[STATED PROBLEM] Search the listing below for the string "Registry" and show each line that contains it.
================
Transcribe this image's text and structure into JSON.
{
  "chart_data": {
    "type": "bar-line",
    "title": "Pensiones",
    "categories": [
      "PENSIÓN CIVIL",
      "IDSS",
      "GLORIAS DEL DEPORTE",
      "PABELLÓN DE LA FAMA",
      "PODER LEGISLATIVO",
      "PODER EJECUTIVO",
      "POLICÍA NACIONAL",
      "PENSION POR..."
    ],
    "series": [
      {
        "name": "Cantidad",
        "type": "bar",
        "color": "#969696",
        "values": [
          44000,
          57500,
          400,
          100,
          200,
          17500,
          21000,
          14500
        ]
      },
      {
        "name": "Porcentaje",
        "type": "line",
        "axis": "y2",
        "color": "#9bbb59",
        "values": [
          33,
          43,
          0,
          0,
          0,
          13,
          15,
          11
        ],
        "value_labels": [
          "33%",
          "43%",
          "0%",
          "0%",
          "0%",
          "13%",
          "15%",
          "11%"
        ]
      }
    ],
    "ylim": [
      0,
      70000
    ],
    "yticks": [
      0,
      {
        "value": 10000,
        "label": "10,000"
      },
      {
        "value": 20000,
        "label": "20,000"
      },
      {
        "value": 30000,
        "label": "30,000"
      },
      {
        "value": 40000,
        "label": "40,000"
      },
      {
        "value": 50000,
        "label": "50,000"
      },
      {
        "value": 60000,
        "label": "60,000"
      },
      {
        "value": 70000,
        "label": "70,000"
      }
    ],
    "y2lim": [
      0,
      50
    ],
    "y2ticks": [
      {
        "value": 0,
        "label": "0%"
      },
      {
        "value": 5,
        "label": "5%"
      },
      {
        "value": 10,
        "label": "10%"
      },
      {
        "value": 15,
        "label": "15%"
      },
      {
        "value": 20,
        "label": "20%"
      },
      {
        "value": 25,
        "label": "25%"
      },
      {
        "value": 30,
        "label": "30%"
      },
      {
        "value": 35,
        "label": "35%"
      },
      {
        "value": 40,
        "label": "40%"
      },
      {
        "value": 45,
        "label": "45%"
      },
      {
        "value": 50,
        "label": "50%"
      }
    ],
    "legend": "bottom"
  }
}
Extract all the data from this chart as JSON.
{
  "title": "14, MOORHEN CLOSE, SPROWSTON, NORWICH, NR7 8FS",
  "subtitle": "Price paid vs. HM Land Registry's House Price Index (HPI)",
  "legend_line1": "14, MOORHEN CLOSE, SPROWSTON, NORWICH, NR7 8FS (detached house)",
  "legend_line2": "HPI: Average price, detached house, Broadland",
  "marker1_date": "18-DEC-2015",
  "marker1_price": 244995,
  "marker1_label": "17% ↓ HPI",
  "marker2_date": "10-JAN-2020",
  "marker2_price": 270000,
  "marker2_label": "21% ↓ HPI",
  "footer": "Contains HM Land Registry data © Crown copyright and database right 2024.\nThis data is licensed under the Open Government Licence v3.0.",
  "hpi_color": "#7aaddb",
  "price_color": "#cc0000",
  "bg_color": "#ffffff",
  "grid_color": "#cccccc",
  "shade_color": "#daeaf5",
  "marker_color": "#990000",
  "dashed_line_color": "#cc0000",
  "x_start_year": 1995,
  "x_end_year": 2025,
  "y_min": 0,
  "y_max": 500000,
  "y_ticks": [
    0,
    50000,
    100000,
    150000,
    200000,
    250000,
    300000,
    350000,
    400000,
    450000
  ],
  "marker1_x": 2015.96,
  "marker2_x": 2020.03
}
================
[EXPECTED ANSWER]
  "subtitle": "Price paid vs. HM Land Registry's House Price Index (HPI)",
  "footer": "Contains HM Land Registry data © Crown copyright and database right 2024.\nThis data is licensed under the Open Government Licence v3.0.",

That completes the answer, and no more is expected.